Where a line of the listing below includes the word "Duplicate", reproduce that line.

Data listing
- - -

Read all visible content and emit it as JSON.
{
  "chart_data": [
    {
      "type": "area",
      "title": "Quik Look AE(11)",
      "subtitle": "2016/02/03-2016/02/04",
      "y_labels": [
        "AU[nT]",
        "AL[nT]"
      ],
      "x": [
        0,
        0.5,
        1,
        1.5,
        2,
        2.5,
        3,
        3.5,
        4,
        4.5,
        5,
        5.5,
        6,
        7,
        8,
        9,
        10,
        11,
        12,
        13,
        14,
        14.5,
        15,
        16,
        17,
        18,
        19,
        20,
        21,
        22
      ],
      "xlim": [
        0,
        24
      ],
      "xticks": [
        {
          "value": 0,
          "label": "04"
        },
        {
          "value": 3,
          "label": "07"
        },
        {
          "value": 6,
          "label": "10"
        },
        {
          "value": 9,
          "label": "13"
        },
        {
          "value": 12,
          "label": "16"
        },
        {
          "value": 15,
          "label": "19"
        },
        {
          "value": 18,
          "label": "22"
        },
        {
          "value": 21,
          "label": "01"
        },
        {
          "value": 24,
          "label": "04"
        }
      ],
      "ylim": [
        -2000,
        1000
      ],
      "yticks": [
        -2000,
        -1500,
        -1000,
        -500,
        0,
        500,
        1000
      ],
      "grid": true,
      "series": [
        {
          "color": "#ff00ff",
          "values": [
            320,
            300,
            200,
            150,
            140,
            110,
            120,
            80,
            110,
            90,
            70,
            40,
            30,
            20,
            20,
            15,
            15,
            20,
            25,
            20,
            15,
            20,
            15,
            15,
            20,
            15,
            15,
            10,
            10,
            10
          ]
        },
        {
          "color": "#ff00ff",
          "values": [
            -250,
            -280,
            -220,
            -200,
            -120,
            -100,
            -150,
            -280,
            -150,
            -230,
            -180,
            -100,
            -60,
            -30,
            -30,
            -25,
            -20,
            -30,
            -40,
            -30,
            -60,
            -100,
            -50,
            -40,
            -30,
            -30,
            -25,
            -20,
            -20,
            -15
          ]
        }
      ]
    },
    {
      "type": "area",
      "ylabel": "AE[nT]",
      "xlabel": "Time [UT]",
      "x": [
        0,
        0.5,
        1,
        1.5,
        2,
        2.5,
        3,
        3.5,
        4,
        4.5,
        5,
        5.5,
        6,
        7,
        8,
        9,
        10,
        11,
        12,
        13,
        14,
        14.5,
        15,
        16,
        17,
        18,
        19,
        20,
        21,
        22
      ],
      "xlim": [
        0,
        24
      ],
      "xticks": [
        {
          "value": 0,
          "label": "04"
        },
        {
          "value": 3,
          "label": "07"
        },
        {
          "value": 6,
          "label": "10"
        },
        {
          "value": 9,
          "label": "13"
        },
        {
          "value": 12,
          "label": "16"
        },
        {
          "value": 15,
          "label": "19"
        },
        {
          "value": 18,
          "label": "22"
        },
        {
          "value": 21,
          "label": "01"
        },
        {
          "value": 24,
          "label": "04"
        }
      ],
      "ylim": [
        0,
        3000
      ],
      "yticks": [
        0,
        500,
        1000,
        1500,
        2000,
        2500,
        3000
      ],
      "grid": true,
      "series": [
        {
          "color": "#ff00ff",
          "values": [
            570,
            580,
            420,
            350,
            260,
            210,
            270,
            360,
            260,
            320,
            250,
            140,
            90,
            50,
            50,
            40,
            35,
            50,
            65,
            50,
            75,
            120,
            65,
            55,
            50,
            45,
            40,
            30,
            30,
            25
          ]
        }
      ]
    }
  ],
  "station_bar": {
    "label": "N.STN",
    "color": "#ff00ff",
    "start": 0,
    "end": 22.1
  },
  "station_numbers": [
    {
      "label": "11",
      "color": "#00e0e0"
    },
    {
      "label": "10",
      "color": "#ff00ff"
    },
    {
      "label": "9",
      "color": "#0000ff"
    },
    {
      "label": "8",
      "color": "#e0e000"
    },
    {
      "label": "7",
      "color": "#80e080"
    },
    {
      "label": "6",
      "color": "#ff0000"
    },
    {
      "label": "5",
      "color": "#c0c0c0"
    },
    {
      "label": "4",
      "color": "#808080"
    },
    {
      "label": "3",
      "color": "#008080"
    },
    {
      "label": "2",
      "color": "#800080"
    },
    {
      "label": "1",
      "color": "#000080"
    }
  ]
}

- - -

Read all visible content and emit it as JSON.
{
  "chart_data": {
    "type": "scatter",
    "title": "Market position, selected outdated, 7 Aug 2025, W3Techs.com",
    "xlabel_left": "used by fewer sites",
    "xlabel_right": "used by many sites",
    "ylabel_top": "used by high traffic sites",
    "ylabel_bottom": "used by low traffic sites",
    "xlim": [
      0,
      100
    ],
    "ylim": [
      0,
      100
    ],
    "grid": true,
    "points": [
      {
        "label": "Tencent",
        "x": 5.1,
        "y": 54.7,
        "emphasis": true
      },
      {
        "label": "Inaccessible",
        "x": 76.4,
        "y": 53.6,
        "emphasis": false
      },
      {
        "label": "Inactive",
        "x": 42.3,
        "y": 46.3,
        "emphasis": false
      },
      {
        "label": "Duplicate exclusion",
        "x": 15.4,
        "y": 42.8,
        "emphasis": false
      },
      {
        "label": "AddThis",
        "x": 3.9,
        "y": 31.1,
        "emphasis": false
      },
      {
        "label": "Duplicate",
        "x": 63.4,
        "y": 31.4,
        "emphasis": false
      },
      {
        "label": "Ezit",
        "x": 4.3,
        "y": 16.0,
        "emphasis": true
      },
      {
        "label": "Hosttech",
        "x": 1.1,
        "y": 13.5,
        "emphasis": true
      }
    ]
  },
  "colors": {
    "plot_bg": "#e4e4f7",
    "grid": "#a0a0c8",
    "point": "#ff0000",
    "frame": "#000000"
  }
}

- - -

_Full response_
        "label": "Duplicate exclusion",
        "label": "Duplicate",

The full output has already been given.